What you have to do » Print all the data, keeping every line exactly as it is.

Input for this task »
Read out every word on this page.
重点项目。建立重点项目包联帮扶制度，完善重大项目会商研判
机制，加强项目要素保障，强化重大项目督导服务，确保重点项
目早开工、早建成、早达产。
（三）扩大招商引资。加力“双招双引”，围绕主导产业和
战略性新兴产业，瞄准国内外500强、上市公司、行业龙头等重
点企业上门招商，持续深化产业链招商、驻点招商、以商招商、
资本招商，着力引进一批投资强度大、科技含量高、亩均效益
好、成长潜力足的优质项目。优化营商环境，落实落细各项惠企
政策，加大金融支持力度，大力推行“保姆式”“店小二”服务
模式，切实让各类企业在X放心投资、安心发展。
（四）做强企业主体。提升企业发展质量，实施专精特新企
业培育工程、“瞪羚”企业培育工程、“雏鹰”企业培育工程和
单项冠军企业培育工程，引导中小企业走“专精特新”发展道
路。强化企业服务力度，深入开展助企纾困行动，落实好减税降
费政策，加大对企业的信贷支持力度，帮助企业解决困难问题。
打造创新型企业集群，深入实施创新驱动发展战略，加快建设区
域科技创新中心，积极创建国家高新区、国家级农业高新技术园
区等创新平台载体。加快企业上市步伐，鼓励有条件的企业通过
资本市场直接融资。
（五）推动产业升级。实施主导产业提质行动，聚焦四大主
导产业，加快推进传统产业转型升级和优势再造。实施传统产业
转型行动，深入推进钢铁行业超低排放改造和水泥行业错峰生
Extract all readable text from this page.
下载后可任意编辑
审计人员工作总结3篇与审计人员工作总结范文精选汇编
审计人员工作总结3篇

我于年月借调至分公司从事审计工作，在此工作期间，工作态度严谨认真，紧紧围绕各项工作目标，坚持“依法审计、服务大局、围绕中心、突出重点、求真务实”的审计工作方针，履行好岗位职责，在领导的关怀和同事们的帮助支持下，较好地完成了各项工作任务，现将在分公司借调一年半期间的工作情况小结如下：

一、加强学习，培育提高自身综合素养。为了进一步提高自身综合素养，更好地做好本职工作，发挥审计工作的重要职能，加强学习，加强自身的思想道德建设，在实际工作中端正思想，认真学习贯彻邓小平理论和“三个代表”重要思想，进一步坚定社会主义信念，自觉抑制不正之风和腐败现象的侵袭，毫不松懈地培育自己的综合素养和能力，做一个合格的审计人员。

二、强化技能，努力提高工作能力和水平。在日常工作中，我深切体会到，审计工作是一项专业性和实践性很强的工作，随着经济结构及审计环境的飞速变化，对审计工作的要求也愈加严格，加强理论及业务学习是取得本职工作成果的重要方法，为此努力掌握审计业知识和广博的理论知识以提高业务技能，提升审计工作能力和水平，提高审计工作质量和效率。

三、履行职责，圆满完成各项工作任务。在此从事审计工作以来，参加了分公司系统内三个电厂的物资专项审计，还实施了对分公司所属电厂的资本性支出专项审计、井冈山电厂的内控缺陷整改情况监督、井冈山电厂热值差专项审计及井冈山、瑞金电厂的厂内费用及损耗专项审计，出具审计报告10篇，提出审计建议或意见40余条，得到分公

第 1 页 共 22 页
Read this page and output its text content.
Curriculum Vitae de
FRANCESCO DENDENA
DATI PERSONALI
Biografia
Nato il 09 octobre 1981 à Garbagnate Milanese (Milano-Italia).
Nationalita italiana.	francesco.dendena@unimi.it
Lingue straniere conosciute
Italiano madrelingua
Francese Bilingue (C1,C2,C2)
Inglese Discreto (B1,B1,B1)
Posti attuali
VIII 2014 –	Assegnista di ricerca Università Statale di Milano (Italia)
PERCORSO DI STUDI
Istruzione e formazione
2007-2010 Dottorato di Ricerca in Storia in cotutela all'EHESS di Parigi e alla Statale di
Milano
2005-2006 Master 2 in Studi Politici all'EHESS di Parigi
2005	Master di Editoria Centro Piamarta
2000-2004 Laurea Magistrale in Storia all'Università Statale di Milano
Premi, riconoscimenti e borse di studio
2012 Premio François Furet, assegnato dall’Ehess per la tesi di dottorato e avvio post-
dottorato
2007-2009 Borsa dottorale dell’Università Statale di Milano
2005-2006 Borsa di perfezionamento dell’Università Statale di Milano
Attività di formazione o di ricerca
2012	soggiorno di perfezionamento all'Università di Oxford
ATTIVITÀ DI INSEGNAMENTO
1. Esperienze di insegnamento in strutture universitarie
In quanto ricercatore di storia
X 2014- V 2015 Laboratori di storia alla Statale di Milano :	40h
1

Output »
Read out every word on this page.
重点项目。建立重点项目包联帮扶制度，完善重大项目会商研判
机制，加强项目要素保障，强化重大项目督导服务，确保重点项
目早开工、早建成、早达产。
（三）扩大招商引资。加力“双招双引”，围绕主导产业和
战略性新兴产业，瞄准国内外500强、上市公司、行业龙头等重
点企业上门招商，持续深化产业链招商、驻点招商、以商招商、
资本招商，着力引进一批投资强度大、科技含量高、亩均效益
好、成长潜力足的优质项目。优化营商环境，落实落细各项惠企
政策，加大金融支持力度，大力推行“保姆式”“店小二”服务
模式，切实让各类企业在X放心投资、安心发展。
（四）做强企业主体。提升企业发展质量，实施专精特新企
业培育工程、“瞪羚”企业培育工程、“雏鹰”企业培育工程和
单项冠军企业培育工程，引导中小企业走“专精特新”发展道
路。强化企业服务力度，深入开展助企纾困行动，落实好减税降
费政策，加大对企业的信贷支持力度，帮助企业解决困难问题。
打造创新型企业集群，深入实施创新驱动发展战略，加快建设区
域科技创新中心，积极创建国家高新区、国家级农业高新技术园
区等创新平台载体。加快企业上市步伐，鼓励有条件的企业通过
资本市场直接融资。
（五）推动产业升级。实施主导产业提质行动，聚焦四大主
导产业，加快推进传统产业转型升级和优势再造。实施传统产业
转型行动，深入推进钢铁行业超低排放改造和水泥行业错峰生
Extract all readable text from this page.
下载后可任意编辑
审计人员工作总结3篇与审计人员工作总结范文精选汇编
审计人员工作总结3篇

我于年月借调至分公司从事审计工作，在此工作期间，工作态度严谨认真，紧紧围绕各项工作目标，坚持“依法审计、服务大局、围绕中心、突出重点、求真务实”的审计工作方针，履行好岗位职责，在领导的关怀和同事们的帮助支持下，较好地完成了各项工作任务，现将在分公司借调一年半期间的工作情况小结如下：

一、加强学习，培育提高自身综合素养。为了进一步提高自身综合素养，更好地做好本职工作，发挥审计工作的重要职能，加强学习，加强自身的思想道德建设，在实际工作中端正思想，认真学习贯彻邓小平理论和“三个代表”重要思想，进一步坚定社会主义信念，自觉抑制不正之风和腐败现象的侵袭，毫不松懈地培育自己的综合素养和能力，做一个合格的审计人员。

二、强化技能，努力提高工作能力和水平。在日常工作中，我深切体会到，审计工作是一项专业性和实践性很强的工作，随着经济结构及审计环境的飞速变化，对审计工作的要求也愈加严格，加强理论及业务学习是取得本职工作成果的重要方法，为此努力掌握审计业知识和广博的理论知识以提高业务技能，提升审计工作能力和水平，提高审计工作质量和效率。

三、履行职责，圆满完成各项工作任务。在此从事审计工作以来，参加了分公司系统内三个电厂的物资专项审计，还实施了对分公司所属电厂的资本性支出专项审计、井冈山电厂的内控缺陷整改情况监督、井冈山电厂热值差专项审计及井冈山、瑞金电厂的厂内费用及损耗专项审计，出具审计报告10篇，提出审计建议或意见40余条，得到分公

第 1 页 共 22 页
Read this page and output its text content.
Curriculum Vitae de
FRANCESCO DENDENA
DATI PERSONALI
Biografia
Nato il 09 octobre 1981 à Garbagnate Milanese (Milano-Italia).
Nationalita italiana.	francesco.dendena@unimi.it
Lingue straniere conosciute
Italiano madrelingua
Francese Bilingue (C1,C2,C2)
Inglese Discreto (B1,B1,B1)
Posti attuali
VIII 2014 –	Assegnista di ricerca Università Statale di Milano (Italia)
PERCORSO DI STUDI
Istruzione e formazione
2007-2010 Dottorato di Ricerca in Storia in cotutela all'EHESS di Parigi e alla Statale di
Milano
2005-2006 Master 2 in Studi Politici all'EHESS di Parigi
2005	Master di Editoria Centro Piamarta
2000-2004 Laurea Magistrale in Storia all'Università Statale di Milano
Premi, riconoscimenti e borse di studio
2012 Premio François Furet, assegnato dall’Ehess per la tesi di dottorato e avvio post-
dottorato
2007-2009 Borsa dottorale dell’Università Statale di Milano
2005-2006 Borsa di perfezionamento dell’Università Statale di Milano
Attività di formazione o di ricerca
2012	soggiorno di perfezionamento all'Università di Oxford
ATTIVITÀ DI INSEGNAMENTO
1. Esperienze di insegnamento in strutture universitarie
In quanto ricercatore di storia
X 2014- V 2015 Laboratori di storia alla Statale di Milano :	40h
1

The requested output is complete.